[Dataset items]
===============
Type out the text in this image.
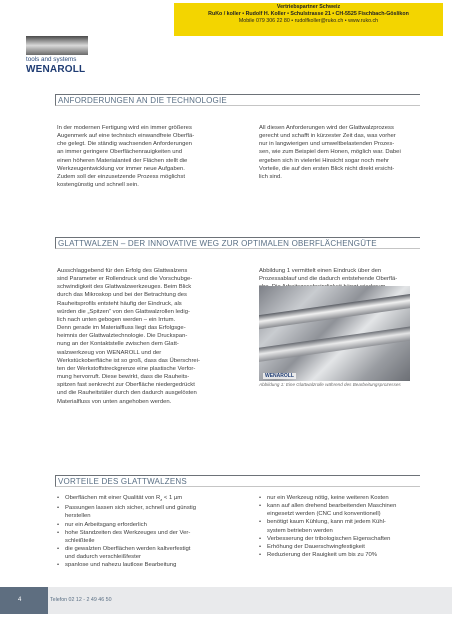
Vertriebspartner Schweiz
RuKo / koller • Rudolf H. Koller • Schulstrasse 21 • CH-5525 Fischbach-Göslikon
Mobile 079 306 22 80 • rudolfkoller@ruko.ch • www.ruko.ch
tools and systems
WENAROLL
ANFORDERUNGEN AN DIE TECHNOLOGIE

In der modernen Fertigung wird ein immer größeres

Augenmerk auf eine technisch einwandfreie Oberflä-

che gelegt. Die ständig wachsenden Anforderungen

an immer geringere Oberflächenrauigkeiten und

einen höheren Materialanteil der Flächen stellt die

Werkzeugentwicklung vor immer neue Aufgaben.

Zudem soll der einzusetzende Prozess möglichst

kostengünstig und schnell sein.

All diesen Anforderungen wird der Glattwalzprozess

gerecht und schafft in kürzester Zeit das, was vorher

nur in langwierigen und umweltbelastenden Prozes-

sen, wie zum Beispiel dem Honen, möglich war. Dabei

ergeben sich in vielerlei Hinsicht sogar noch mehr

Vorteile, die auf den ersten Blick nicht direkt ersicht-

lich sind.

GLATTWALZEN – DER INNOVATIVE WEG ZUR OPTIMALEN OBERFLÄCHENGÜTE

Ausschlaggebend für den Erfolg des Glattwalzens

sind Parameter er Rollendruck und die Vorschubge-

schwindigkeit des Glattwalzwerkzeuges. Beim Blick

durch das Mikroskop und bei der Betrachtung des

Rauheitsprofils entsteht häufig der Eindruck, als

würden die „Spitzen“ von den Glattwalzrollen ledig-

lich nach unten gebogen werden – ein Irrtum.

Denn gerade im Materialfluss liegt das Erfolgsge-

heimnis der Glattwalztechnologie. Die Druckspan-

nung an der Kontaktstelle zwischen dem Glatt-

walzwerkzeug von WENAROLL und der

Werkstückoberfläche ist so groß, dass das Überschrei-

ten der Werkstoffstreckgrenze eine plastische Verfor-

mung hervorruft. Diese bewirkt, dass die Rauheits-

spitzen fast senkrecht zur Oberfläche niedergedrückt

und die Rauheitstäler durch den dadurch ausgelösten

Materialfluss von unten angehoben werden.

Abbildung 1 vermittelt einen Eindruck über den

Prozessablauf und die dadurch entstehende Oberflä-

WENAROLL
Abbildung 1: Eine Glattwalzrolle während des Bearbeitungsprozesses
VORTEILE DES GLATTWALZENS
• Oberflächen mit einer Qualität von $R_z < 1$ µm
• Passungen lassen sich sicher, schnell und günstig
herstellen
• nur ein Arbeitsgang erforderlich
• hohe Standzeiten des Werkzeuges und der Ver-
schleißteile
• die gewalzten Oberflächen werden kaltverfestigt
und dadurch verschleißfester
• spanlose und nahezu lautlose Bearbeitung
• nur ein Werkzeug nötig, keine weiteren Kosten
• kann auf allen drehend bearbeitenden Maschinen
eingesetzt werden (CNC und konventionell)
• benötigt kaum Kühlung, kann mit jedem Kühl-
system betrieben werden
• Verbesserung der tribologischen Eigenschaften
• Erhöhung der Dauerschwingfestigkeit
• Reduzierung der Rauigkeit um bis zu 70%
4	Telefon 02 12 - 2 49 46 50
===============
> [Short exercise] Go through the listing above line by line and say how many lines hold the word "Eindruck". Reply with that number only.

> [Solution to this exercise] 2